Show all lines holding the string "JSON".

[start Given data]

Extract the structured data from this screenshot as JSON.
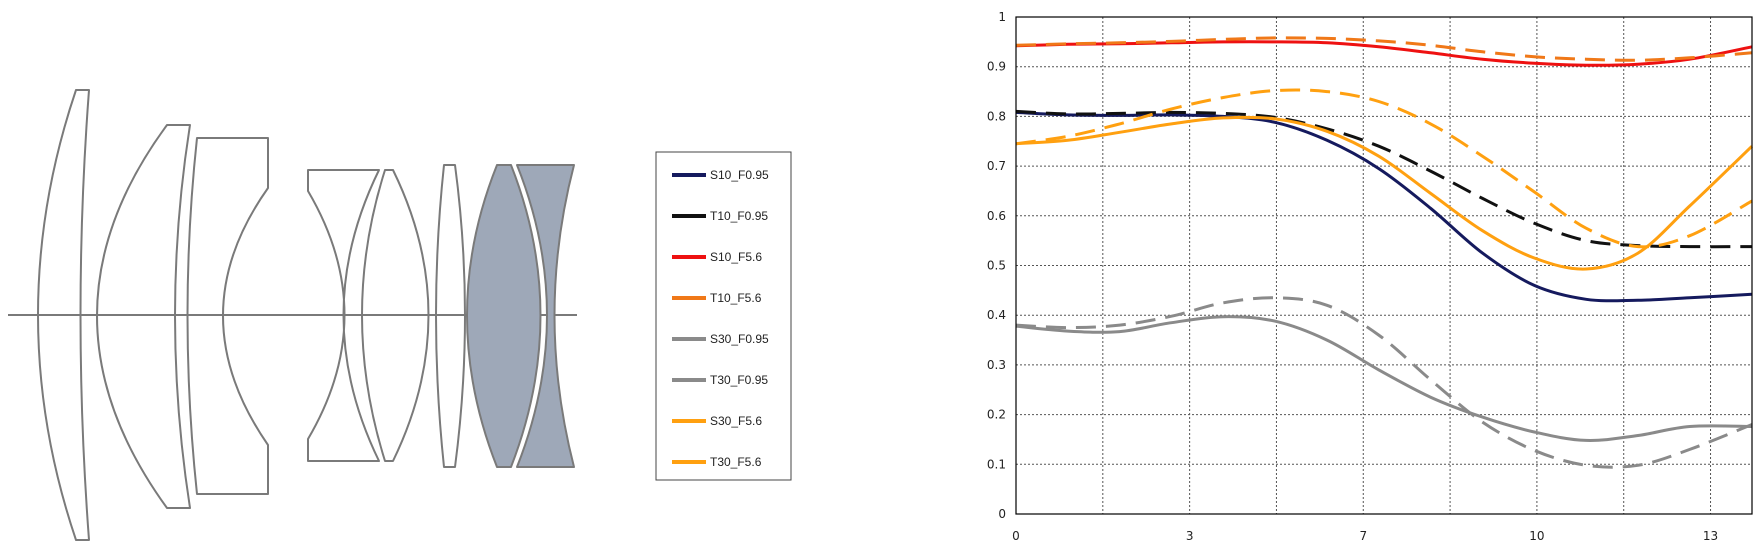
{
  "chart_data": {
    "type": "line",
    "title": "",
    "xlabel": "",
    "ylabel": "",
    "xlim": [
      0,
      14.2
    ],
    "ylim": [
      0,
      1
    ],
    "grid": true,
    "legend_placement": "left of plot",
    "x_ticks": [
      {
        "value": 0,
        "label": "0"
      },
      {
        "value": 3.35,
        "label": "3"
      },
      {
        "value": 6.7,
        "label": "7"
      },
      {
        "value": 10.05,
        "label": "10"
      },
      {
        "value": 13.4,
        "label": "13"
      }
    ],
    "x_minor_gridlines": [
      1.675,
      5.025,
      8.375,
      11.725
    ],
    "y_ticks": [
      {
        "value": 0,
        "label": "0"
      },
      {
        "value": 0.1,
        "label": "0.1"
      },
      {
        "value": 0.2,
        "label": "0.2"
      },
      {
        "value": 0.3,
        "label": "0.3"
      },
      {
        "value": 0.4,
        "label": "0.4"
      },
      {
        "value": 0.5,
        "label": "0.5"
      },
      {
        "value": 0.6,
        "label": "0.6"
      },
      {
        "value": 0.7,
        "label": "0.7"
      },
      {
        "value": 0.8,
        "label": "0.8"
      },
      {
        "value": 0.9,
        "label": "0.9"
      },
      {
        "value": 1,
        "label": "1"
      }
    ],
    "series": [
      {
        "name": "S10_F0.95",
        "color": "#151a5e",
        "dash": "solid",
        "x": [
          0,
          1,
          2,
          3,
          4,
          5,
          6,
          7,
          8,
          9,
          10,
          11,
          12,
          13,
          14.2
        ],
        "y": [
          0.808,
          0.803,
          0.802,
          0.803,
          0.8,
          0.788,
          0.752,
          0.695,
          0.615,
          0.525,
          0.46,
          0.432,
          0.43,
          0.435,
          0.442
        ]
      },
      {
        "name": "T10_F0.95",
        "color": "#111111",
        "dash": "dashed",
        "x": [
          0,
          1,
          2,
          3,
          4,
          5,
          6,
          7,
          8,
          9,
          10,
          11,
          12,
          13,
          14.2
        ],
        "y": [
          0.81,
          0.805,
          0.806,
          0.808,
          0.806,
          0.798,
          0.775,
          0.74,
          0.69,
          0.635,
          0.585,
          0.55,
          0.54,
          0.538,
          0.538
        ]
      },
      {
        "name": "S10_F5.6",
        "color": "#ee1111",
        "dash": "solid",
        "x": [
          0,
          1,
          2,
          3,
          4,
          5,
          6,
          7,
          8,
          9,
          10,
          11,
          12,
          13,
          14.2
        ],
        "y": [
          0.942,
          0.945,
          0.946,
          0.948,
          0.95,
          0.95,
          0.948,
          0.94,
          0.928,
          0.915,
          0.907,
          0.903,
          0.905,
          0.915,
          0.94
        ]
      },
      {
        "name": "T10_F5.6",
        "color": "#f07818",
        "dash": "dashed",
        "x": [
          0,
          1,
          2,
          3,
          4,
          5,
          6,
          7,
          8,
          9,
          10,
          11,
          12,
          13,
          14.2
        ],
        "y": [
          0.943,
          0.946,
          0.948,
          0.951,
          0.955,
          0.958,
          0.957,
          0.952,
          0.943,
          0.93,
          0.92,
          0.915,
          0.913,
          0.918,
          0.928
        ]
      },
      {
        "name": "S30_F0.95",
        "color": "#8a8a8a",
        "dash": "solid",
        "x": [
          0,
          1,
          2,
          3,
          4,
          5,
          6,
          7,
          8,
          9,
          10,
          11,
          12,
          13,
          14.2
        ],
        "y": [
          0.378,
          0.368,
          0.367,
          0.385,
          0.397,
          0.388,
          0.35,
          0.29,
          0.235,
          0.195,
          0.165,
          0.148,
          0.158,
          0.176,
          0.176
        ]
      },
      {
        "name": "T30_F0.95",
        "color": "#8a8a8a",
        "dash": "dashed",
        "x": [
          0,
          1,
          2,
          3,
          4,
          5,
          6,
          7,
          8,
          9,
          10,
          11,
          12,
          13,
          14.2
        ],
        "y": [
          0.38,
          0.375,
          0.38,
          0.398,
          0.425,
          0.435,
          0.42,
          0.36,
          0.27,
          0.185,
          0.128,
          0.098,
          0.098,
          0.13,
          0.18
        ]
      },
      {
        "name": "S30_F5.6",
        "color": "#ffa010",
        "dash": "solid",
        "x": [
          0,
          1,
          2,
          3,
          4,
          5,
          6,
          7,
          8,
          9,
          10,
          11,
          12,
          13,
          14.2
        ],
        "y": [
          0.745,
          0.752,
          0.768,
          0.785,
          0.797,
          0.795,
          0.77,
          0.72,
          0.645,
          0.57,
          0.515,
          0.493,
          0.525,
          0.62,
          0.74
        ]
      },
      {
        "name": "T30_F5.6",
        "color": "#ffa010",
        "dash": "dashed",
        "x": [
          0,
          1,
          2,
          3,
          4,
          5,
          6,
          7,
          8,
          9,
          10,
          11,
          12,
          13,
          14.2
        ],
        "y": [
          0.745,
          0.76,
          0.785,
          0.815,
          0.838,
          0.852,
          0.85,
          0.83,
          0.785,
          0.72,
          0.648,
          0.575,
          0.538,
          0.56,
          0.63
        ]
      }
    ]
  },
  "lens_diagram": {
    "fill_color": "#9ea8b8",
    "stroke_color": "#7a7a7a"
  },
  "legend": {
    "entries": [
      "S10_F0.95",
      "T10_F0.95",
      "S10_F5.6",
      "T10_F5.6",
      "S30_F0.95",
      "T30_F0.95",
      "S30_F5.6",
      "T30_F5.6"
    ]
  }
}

[end Given data]
[start Given data]

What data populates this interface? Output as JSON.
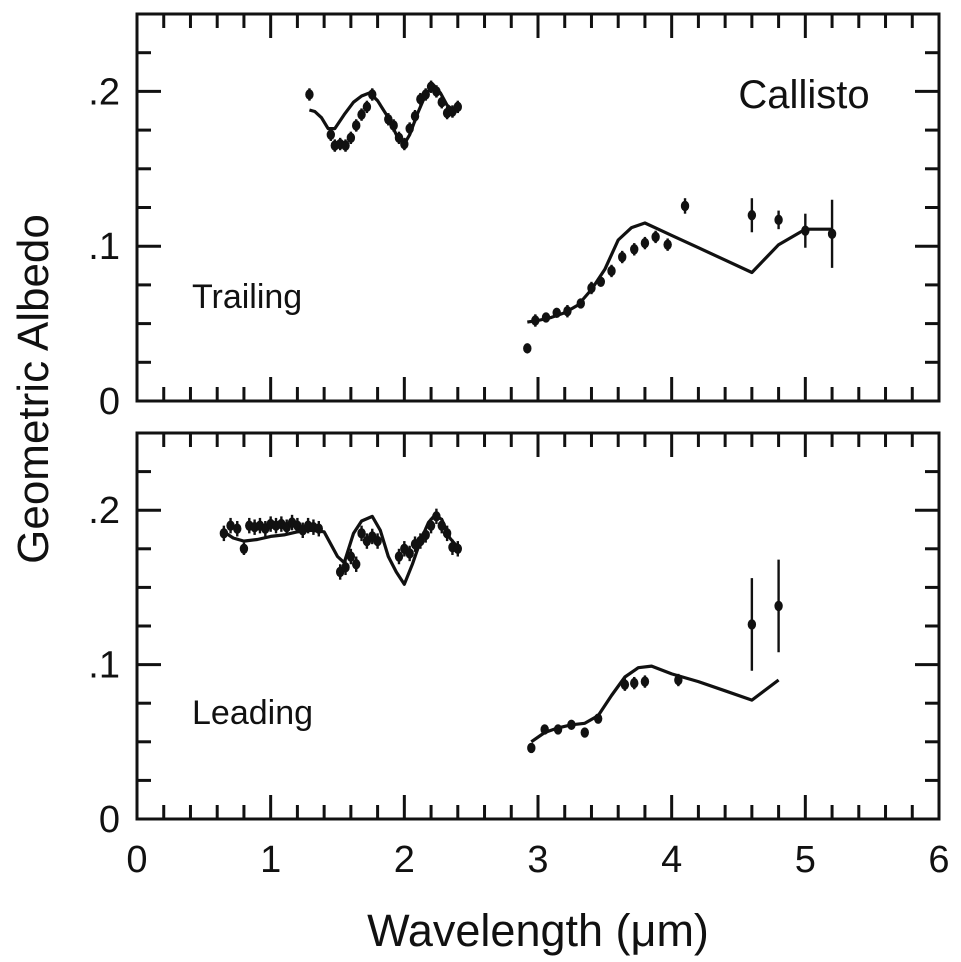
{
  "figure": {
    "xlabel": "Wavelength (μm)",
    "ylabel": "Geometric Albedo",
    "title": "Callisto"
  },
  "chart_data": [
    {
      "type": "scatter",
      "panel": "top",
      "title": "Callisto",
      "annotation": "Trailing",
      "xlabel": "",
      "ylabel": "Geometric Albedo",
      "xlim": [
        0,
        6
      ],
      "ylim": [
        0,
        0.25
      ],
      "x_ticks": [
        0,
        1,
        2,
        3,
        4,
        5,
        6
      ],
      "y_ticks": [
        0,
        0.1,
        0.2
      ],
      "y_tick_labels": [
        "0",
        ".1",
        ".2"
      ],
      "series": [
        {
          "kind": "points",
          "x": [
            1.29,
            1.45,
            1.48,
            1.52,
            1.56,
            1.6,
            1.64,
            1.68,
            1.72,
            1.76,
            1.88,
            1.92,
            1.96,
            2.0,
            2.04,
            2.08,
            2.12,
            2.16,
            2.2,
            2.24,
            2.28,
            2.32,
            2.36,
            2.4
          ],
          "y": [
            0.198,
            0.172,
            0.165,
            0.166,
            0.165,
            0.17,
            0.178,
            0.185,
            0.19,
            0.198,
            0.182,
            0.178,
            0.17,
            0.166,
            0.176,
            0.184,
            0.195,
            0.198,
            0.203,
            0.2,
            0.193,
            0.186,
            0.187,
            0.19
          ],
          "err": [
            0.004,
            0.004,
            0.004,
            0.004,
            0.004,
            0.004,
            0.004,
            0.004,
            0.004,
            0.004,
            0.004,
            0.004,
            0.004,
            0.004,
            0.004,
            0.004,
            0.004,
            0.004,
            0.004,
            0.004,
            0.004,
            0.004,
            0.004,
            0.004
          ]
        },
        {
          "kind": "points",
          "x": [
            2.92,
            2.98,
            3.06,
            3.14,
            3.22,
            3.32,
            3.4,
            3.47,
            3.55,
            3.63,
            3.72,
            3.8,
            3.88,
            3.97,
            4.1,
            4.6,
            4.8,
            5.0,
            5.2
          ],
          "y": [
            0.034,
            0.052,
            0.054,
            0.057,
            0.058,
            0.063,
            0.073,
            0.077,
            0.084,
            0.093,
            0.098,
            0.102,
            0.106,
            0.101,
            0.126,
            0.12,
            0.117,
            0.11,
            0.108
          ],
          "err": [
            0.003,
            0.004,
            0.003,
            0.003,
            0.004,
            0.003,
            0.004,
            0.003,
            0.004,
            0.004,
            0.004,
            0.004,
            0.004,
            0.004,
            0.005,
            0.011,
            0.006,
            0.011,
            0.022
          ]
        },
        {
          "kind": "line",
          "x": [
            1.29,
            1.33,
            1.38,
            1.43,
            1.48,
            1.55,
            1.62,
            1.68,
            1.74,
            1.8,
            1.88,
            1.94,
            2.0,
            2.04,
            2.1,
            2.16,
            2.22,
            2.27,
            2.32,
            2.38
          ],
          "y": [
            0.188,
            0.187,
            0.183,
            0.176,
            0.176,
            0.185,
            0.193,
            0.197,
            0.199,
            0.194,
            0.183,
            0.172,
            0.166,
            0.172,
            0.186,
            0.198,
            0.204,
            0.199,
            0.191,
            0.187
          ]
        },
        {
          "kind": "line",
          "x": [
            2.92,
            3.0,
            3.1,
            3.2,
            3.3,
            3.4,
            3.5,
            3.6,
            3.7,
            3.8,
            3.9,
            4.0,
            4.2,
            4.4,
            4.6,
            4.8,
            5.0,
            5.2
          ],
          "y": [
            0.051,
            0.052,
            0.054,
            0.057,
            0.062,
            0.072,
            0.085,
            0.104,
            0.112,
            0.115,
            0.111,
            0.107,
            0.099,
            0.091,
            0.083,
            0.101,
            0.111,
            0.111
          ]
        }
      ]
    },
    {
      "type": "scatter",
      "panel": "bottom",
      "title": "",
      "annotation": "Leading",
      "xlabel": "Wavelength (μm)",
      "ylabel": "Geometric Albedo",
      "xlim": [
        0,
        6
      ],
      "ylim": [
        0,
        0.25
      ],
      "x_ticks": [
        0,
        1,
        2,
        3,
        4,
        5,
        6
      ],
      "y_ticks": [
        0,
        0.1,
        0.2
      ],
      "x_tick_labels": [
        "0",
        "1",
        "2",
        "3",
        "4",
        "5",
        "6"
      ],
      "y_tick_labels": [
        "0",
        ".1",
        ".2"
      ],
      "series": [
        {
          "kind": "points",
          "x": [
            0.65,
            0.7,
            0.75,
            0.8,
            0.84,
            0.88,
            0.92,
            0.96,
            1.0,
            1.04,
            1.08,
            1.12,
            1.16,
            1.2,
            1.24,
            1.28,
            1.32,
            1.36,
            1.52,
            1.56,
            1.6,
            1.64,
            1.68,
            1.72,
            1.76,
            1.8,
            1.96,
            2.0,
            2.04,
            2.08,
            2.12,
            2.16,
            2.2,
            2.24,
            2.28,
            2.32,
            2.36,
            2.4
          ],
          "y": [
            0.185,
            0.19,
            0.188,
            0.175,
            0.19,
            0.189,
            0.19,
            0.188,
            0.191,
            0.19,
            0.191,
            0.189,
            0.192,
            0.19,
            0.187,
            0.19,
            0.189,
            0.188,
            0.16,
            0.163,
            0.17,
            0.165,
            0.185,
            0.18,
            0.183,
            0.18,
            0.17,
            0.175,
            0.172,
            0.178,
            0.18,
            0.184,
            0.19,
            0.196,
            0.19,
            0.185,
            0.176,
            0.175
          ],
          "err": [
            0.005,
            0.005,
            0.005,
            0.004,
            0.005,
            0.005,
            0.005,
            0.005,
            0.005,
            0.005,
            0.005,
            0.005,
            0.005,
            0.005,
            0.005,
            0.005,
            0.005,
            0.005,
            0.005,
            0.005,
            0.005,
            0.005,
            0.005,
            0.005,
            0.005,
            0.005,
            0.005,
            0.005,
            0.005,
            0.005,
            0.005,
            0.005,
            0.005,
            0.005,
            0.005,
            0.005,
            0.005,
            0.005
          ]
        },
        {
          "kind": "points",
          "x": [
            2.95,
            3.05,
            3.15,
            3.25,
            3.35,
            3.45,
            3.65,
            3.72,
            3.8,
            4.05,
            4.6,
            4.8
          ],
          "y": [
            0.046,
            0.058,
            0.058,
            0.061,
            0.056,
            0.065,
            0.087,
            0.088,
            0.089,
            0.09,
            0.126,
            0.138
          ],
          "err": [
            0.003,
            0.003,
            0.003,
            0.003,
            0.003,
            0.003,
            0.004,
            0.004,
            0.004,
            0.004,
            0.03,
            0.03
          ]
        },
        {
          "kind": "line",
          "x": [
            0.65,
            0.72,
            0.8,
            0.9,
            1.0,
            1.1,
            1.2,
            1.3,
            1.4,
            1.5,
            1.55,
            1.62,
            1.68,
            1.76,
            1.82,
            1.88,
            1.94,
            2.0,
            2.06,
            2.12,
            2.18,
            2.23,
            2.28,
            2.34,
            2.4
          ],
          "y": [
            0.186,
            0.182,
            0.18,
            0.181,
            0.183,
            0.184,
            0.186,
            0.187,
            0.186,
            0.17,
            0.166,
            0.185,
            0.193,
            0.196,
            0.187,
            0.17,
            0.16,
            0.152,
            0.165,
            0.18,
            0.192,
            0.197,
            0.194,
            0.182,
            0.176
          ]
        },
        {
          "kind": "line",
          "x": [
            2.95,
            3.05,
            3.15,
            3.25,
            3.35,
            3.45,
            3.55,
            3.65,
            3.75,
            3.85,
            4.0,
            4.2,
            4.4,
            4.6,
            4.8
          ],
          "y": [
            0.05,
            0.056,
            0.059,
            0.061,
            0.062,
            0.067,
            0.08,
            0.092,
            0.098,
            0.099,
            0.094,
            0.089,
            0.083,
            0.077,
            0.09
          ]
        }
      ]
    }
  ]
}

[end Given data]

- Written solution -
Extract the structured data from this screenshot as JSON.
What data populates this interface? Output as JSON.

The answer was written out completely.